Task: Look through the data below and return each line where "title" appears.

####

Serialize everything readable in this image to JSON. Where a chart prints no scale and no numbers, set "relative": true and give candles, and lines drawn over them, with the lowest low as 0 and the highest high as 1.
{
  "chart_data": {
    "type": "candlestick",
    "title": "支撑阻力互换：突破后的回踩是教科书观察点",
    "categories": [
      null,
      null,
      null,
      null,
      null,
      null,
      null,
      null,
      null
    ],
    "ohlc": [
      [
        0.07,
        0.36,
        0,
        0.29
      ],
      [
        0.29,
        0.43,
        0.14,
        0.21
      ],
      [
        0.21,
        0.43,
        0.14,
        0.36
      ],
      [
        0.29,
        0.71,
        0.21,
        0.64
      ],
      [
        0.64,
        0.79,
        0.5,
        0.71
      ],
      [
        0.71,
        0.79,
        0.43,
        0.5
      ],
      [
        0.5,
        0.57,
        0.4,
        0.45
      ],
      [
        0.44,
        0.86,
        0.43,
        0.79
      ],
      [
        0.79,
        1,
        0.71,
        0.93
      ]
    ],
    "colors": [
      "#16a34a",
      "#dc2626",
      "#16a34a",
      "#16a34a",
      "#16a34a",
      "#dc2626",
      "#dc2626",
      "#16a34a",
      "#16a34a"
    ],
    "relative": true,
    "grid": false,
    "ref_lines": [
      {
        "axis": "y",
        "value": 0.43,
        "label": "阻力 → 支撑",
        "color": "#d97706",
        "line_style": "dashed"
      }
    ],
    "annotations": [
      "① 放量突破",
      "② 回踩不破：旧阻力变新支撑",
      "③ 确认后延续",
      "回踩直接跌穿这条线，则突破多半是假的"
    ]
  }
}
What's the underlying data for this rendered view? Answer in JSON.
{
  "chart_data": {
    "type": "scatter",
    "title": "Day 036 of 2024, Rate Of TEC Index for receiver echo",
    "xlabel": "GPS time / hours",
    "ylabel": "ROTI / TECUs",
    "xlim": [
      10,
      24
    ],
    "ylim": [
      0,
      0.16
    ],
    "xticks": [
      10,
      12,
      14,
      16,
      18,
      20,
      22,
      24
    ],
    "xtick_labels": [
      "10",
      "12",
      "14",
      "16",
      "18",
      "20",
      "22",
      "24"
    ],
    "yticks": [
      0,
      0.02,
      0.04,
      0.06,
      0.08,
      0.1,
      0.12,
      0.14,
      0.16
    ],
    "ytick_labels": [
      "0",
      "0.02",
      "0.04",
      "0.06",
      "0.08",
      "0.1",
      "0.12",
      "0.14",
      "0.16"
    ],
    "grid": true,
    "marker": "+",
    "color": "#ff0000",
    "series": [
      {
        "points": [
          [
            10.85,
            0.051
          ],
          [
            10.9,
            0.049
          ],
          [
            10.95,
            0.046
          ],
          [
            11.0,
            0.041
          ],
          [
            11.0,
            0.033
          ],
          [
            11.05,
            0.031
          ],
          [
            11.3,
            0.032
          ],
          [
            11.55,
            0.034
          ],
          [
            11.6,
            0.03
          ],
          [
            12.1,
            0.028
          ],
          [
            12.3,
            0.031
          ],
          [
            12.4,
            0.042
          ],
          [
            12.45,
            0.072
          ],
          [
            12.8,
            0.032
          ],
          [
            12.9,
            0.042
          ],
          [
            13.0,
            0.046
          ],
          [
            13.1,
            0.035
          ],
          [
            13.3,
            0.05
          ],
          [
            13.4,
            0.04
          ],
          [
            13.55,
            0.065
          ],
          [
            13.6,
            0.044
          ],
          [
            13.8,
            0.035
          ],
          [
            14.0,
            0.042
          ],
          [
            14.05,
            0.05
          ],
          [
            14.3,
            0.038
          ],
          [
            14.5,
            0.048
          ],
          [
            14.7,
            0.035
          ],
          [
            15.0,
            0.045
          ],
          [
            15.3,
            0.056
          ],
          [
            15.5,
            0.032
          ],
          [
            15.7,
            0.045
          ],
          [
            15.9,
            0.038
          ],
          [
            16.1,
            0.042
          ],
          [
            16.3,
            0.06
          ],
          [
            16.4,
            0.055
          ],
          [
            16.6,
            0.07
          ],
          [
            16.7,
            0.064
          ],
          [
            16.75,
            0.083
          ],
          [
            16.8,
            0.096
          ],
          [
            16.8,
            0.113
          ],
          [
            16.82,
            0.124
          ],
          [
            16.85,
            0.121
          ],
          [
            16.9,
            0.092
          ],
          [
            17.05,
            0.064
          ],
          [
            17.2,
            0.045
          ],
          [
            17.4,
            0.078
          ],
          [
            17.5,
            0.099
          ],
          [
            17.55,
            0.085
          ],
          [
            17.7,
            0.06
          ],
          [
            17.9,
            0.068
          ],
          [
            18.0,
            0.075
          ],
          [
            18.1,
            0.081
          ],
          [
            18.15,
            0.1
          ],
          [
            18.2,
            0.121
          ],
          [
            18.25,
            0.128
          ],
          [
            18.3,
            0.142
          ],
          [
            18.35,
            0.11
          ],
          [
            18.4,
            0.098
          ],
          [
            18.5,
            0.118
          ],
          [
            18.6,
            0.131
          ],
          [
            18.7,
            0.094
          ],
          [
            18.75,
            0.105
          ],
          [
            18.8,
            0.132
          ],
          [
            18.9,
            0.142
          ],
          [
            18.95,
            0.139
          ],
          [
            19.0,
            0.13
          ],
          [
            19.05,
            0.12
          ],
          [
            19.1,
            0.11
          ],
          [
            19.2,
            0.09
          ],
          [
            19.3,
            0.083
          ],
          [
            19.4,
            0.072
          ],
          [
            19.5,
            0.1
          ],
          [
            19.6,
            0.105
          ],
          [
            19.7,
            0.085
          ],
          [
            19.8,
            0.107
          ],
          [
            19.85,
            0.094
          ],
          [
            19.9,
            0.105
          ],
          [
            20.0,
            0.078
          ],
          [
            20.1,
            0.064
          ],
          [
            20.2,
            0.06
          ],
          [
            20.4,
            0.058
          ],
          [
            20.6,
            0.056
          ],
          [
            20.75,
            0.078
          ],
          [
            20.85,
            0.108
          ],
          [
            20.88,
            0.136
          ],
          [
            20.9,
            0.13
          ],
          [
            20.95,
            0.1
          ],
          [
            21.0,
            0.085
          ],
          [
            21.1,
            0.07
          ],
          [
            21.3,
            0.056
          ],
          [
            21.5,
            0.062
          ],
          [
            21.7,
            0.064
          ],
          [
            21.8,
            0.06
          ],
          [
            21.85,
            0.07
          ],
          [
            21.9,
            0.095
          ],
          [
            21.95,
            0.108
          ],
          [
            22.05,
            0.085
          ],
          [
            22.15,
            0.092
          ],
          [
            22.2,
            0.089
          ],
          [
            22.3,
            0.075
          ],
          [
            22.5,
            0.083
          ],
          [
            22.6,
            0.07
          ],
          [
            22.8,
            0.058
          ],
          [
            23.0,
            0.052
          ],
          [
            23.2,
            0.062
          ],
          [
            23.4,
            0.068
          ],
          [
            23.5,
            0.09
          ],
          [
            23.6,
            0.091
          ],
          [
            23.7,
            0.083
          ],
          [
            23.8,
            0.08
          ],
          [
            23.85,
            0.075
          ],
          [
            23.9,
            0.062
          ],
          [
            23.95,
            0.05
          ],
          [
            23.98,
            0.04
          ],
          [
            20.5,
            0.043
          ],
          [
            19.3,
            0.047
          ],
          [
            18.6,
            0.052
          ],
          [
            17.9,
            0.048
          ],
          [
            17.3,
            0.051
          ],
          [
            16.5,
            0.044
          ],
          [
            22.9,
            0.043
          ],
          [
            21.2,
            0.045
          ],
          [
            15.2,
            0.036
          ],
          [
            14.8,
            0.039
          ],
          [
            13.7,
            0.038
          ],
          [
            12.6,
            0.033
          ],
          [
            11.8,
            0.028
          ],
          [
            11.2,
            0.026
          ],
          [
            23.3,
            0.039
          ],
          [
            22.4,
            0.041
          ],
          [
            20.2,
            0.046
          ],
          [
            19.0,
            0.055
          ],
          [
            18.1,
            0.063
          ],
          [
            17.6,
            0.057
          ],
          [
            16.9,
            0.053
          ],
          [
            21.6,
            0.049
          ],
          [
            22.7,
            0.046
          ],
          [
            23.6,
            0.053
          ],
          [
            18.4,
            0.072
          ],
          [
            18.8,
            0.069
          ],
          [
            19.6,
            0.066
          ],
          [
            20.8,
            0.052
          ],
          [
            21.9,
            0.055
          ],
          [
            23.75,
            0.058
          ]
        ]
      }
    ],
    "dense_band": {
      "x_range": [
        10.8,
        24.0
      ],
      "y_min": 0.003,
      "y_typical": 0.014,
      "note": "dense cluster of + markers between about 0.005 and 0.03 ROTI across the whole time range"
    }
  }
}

####

Answer to this problem:
    "title": "支撑阻力互换：突破后的回踩是教科书观察点",
    "title": "Day 036 of 2024, Rate Of TEC Index for receiver echo",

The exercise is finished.